## Begin Source records

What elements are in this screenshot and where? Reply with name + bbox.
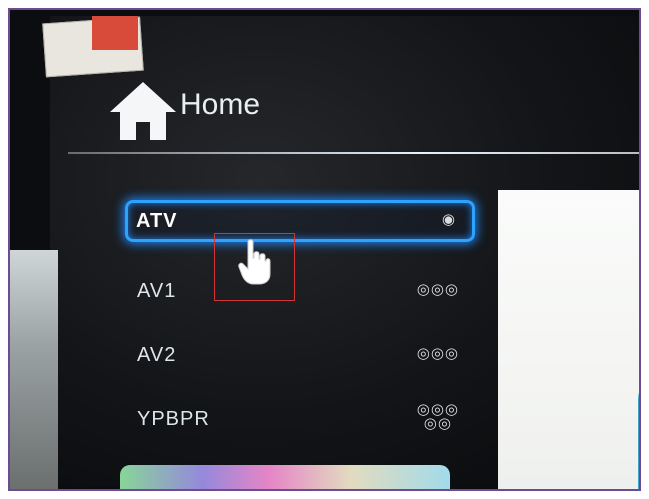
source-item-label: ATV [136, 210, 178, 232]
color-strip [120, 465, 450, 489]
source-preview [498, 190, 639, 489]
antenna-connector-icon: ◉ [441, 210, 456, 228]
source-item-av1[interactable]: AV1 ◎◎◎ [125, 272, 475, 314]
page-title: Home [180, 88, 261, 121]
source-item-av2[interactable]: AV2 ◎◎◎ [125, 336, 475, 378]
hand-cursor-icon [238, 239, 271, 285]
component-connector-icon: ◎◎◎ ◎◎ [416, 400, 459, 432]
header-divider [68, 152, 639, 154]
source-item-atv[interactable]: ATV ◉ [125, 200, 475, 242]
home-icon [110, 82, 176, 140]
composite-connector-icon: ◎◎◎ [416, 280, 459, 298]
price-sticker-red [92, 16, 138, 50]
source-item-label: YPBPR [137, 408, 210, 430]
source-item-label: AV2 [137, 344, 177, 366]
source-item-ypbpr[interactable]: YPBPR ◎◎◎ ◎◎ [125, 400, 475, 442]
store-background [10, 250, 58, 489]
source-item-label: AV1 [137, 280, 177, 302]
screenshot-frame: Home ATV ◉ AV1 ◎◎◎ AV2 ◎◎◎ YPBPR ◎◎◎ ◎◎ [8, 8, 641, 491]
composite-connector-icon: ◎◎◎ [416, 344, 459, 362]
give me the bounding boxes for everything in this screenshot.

## End Source records

■ Exercise: Put each line of the rows above into a numbered list, skipping blank lines and omitting the pictures.

■ Output of the task:
1. What elements are in this screenshot and where? Reply with name + bbox.
2. source-item-label: ATV [136, 210, 178, 232]
3. color-strip [120, 465, 450, 489]
4. source-preview [498, 190, 639, 489]
5. antenna-connector-icon: ◉ [441, 210, 456, 228]
6. source-item-av1[interactable]: AV1 ◎◎◎ [125, 272, 475, 314]
7. page-title: Home [180, 88, 261, 121]
8. source-item-av2[interactable]: AV2 ◎◎◎ [125, 336, 475, 378]
9. hand-cursor-icon [238, 239, 271, 285]
10. component-connector-icon: ◎◎◎ ◎◎ [416, 400, 459, 432]
11. header-divider [68, 152, 639, 154]
12. source-item-atv[interactable]: ATV ◉ [125, 200, 475, 242]
13. home-icon [110, 82, 176, 140]
14. composite-connector-icon: ◎◎◎ [416, 280, 459, 298]
15. price-sticker-red [92, 16, 138, 50]
16. source-item-label: YPBPR [137, 408, 210, 430]
17. source-item-label: AV2 [137, 344, 177, 366]
18. source-item-ypbpr[interactable]: YPBPR ◎◎◎ ◎◎ [125, 400, 475, 442]
19. store-background [10, 250, 58, 489]
20. source-item-label: AV1 [137, 280, 177, 302]
21. screenshot-frame: Home ATV ◉ AV1 ◎◎◎ AV2 ◎◎◎ YPBPR ◎◎◎ ◎◎ [8, 8, 641, 491]
22. composite-connector-icon: ◎◎◎ [416, 344, 459, 362]
23. give me the bounding boxes for everything in this screenshot.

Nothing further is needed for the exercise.